_YOUR OBJECTIVE:_
Lift out each line of the data that holds "Butterfly".

[Dataset items]
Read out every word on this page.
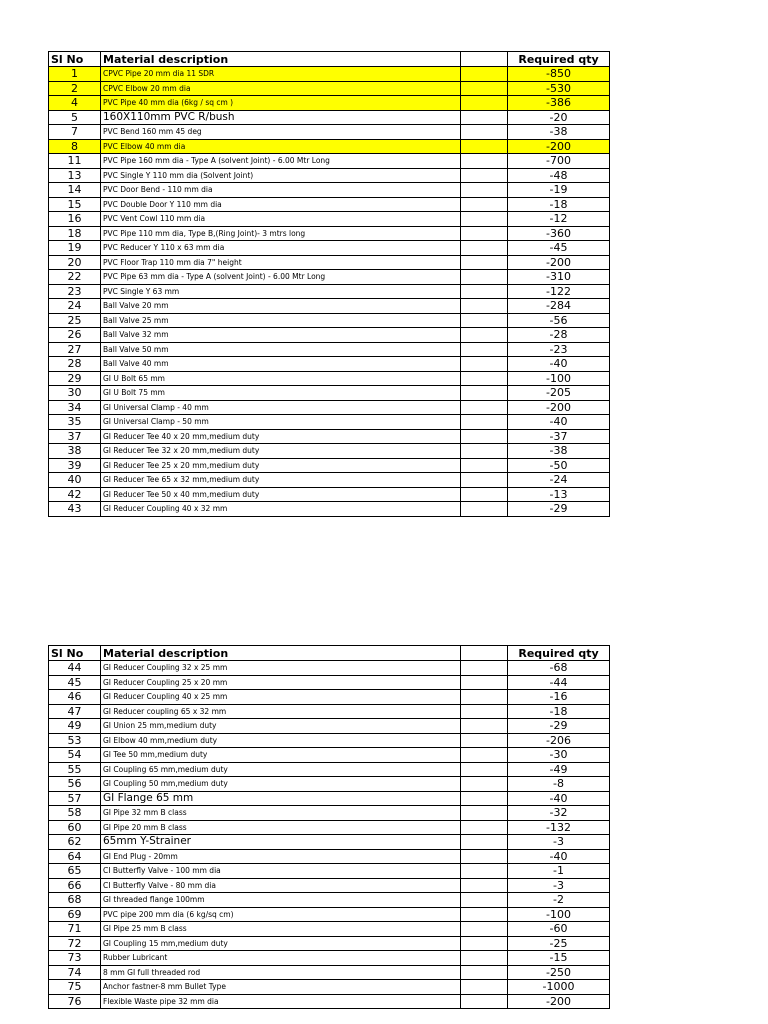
Sl No	Material description		Required qty
1	CPVC Pipe 20 mm dia 11 SDR		-850
2	CPVC Elbow 20 mm dia		-530
4	PVC Pipe 40 mm dia (6kg / sq cm )		-386
5	160X110mm PVC R/bush		-20
7	PVC Bend 160 mm 45 deg		-38
8	PVC Elbow 40 mm dia		-200
11	PVC Pipe 160 mm dia - Type A (solvent Joint) - 6.00 Mtr Long		-700
13	PVC Single Y 110 mm dia (Solvent Joint)		-48
14	PVC Door Bend - 110 mm dia		-19
15	PVC Double Door Y 110 mm dia		-18
16	PVC Vent Cowl 110 mm dia		-12
18	PVC Pipe 110 mm dia, Type B,(Ring Joint)- 3 mtrs long		-360
19	PVC Reducer Y 110 x 63 mm dia		-45
20	PVC Floor Trap 110 mm dia 7" height		-200
22	PVC Pipe 63 mm dia - Type A (solvent Joint) - 6.00 Mtr Long		-310
23	PVC Single Y 63 mm		-122
24	Ball Valve 20 mm		-284
25	Ball Valve 25 mm		-56
26	Ball Valve 32 mm		-28
27	Ball Valve 50 mm		-23
28	Ball Valve 40 mm		-40
29	GI U Bolt 65 mm		-100
30	GI U Bolt 75 mm		-205
34	GI Universal Clamp - 40 mm		-200
35	GI Universal Clamp - 50 mm		-40
37	GI Reducer Tee 40 x 20 mm,medium duty		-37
38	GI Reducer Tee 32 x 20 mm,medium duty		-38
39	GI Reducer Tee 25 x 20 mm,medium duty		-50
40	GI Reducer Tee 65 x 32 mm,medium duty		-24
42	GI Reducer Tee 50 x 40 mm,medium duty		-13
43	GI Reducer Coupling 40 x 32 mm		-29
Sl No	Material description		Required qty
44	GI Reducer Coupling 32 x 25 mm		-68
45	GI Reducer Coupling 25 x 20 mm		-44
46	GI Reducer Coupling 40 x 25 mm		-16
47	GI Reducer coupling 65 x 32 mm		-18
49	GI Union 25 mm,medium duty		-29
53	GI Elbow 40 mm,medium duty		-206
54	GI Tee 50 mm,medium duty		-30
55	GI Coupling 65 mm,medium duty		-49
56	GI Coupling 50 mm,medium duty		-8
57	GI Flange 65 mm		-40
58	GI Pipe 32 mm B class		-32
60	GI Pipe 20 mm B class		-132
62	65mm Y-Strainer		-3
64	GI End Plug - 20mm		-40
65	CI Butterfly Valve - 100 mm dia		-1
66	CI Butterfly Valve - 80 mm dia		-3
68	GI threaded flange 100mm		-2
69	PVC pipe 200 mm dia (6 kg/sq cm)		-100
71	GI Pipe 25 mm B class		-60
72	GI Coupling 15 mm,medium duty		-25
73	Rubber Lubricant		-15
74	8 mm GI full threaded rod		-250
75	Anchor fastner-8 mm Bullet Type		-1000
76	Flexible Waste pipe 32 mm dia		-200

_TASK OUTPUT:_
65	CI Butterfly Valve - 100 mm dia		-1
66	CI Butterfly Valve - 80 mm dia		-3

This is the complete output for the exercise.